# START OF Task data
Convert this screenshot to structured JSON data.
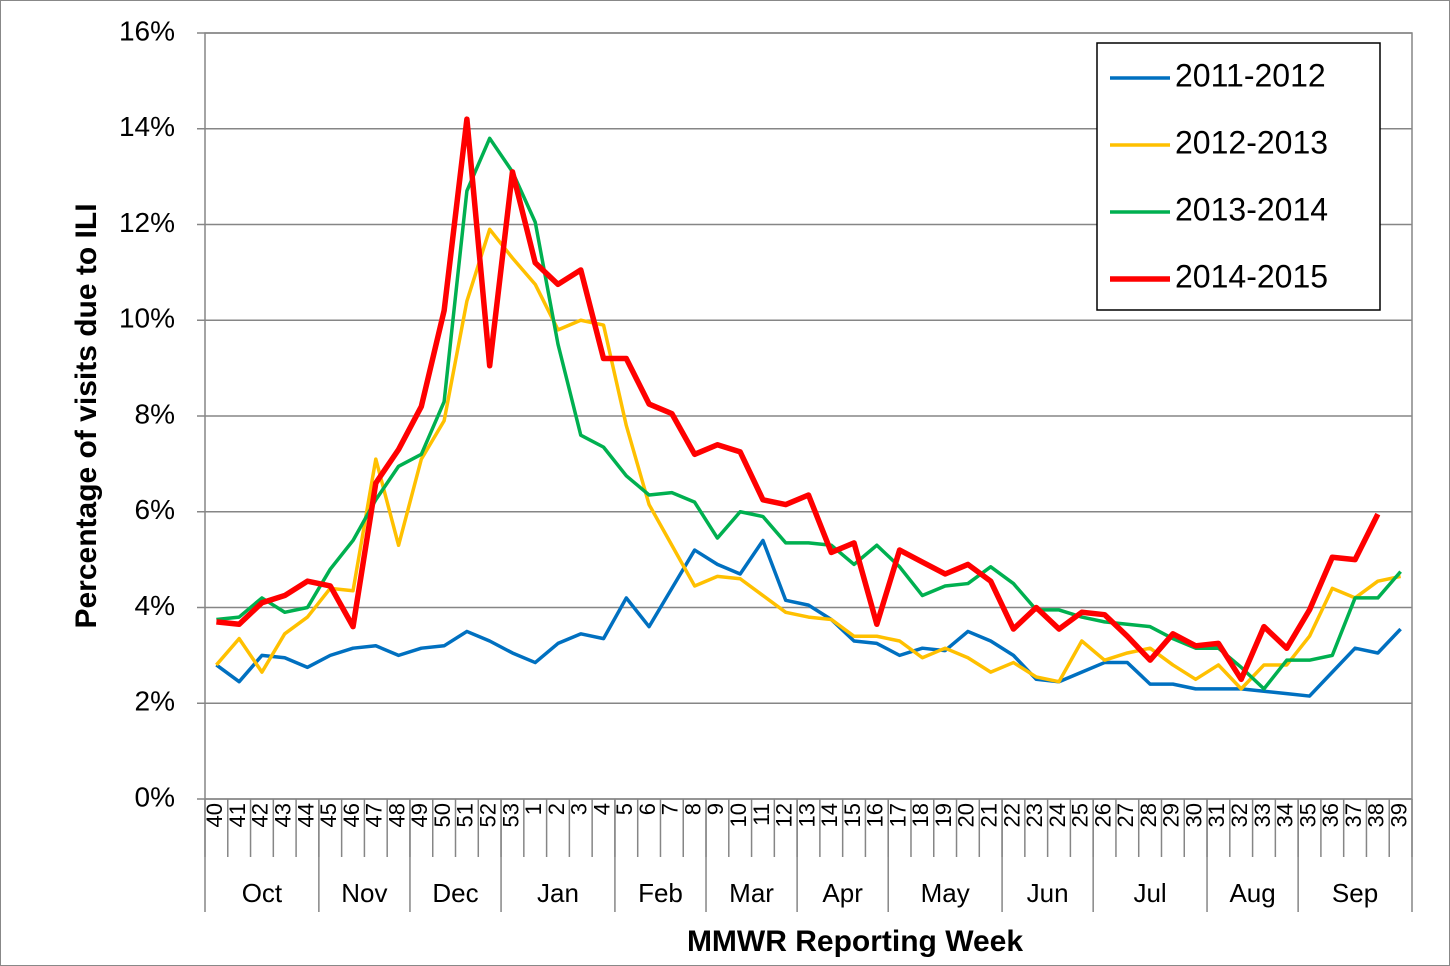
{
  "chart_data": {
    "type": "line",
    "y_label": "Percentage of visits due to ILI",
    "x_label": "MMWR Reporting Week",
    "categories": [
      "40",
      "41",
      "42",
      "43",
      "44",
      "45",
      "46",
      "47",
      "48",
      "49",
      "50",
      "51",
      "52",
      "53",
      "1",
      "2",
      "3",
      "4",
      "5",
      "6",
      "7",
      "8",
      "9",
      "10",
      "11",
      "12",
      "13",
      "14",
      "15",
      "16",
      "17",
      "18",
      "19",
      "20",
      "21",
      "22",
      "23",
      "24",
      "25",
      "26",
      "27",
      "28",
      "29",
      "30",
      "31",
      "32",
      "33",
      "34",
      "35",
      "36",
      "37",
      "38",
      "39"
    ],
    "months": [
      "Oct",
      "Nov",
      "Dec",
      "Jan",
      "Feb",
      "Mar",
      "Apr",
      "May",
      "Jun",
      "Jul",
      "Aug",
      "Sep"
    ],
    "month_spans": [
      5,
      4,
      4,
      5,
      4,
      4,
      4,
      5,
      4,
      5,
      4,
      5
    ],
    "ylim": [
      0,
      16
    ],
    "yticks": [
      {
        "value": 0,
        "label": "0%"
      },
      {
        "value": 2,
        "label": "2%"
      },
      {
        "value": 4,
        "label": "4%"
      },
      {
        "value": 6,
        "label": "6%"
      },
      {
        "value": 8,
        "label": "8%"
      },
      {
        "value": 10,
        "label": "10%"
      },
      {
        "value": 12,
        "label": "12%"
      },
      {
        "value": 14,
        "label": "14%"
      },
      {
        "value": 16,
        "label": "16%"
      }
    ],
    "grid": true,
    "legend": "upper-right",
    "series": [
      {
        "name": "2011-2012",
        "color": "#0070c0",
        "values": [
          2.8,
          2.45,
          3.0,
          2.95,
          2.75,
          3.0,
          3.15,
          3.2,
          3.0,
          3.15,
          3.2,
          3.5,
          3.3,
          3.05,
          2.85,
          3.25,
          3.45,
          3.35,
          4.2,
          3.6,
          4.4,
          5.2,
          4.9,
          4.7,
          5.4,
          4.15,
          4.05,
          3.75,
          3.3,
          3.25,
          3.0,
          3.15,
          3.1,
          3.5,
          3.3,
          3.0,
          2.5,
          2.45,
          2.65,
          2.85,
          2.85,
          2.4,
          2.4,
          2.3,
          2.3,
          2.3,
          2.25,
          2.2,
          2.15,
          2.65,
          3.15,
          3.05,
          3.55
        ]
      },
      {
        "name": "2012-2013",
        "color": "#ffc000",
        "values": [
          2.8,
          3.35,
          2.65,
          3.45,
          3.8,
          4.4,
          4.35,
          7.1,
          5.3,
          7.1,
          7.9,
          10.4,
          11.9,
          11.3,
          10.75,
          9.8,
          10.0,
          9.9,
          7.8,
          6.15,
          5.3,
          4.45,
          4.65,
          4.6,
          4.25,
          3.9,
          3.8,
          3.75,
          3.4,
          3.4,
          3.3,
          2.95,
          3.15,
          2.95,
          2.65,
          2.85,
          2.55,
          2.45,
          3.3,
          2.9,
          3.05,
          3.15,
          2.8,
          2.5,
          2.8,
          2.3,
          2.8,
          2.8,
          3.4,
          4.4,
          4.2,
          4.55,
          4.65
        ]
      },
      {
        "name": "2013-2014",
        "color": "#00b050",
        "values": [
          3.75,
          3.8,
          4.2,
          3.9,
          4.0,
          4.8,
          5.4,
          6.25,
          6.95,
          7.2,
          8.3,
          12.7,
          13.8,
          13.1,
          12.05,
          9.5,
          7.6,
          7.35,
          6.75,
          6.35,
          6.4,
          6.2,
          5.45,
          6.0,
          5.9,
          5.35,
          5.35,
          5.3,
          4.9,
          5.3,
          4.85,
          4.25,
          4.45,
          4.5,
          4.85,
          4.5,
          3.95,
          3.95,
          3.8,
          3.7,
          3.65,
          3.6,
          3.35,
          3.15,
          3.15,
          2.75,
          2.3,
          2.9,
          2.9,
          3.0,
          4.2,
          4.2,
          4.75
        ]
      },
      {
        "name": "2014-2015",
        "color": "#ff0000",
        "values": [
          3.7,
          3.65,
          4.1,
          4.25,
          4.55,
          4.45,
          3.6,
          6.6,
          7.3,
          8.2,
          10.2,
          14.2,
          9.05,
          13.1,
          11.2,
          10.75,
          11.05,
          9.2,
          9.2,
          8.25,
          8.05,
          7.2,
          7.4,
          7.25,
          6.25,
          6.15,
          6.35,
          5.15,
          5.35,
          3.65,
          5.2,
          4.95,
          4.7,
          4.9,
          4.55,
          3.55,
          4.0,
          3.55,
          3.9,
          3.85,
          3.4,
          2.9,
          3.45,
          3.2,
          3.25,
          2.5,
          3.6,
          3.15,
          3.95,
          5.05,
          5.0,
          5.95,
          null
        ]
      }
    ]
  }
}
# END OF Task data
# START OF Task data
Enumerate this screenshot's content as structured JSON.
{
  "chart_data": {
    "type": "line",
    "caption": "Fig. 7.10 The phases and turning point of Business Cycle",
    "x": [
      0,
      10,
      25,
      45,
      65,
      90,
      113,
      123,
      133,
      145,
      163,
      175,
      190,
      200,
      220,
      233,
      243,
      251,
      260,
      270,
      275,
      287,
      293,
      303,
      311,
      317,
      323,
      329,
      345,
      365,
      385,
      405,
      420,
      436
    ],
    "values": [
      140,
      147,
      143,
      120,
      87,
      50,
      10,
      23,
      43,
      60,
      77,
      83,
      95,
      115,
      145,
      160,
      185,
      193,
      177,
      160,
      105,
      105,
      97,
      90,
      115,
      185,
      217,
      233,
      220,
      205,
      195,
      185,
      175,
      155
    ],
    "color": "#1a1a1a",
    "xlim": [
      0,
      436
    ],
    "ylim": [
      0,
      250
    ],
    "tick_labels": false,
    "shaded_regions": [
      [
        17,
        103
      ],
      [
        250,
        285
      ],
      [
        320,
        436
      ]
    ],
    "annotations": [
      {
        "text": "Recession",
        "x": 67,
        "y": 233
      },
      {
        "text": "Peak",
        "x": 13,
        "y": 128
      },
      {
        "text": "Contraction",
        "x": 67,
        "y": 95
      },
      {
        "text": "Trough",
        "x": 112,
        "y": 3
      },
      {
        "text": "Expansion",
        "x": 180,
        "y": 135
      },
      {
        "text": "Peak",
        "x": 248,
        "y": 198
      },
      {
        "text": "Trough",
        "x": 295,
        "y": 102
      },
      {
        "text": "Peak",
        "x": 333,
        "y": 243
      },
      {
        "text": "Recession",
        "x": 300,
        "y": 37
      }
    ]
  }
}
# END OF Task data
# START OF Task data
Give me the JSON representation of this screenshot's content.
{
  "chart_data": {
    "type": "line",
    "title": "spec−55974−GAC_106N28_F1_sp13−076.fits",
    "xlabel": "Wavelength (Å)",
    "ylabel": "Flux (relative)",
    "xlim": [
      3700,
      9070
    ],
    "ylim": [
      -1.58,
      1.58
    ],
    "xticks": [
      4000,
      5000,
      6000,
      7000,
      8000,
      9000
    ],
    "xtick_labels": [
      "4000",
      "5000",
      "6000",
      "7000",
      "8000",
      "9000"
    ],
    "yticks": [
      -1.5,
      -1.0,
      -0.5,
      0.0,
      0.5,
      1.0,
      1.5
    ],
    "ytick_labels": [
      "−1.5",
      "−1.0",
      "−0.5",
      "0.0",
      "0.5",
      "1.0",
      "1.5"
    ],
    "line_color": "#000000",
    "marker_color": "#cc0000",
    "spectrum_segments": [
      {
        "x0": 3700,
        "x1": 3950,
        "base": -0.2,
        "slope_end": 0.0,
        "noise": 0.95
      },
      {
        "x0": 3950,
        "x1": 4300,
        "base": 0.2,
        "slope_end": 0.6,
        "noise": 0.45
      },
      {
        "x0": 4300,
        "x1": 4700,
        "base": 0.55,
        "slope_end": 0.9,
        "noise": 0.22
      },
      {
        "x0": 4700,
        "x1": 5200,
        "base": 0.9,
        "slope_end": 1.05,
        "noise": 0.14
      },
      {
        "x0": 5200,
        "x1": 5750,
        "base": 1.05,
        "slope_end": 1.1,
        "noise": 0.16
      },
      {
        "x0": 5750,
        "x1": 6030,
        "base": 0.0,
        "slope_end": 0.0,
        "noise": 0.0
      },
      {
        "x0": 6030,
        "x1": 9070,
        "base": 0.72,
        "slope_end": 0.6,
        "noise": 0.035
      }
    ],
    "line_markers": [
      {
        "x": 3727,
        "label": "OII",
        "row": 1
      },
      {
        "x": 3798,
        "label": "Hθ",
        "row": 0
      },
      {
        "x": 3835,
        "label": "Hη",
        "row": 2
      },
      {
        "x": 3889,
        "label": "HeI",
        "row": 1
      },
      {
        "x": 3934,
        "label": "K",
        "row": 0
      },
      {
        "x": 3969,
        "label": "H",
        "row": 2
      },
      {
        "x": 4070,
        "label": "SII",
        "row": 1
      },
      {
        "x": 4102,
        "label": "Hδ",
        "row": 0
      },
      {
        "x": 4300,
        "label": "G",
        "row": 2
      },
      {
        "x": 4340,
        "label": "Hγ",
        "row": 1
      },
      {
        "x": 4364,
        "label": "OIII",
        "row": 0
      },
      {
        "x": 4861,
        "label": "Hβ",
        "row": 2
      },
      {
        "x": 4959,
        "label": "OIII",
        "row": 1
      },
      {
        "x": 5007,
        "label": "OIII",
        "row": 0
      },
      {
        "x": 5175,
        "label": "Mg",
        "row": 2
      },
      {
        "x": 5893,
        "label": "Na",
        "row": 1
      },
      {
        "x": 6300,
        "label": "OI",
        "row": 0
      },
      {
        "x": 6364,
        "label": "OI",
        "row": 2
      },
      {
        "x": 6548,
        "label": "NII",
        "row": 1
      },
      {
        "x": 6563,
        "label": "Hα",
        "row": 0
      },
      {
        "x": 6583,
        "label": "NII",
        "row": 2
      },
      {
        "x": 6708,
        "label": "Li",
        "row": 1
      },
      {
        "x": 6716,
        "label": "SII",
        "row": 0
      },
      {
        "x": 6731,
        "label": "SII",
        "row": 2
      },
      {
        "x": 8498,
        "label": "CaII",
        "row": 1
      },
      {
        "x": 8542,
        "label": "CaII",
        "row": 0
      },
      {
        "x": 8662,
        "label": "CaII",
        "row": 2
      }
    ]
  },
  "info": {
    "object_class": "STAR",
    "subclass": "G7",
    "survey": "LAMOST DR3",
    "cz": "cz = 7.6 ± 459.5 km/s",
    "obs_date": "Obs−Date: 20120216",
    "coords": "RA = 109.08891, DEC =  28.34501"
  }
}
# END OF Task data
Exercise:
Only lines that contain the word "content" are wanted; copy each of them.

The solution:
Enumerate this screenshot's content as structured JSON.
Give me the JSON representation of this screenshot's content.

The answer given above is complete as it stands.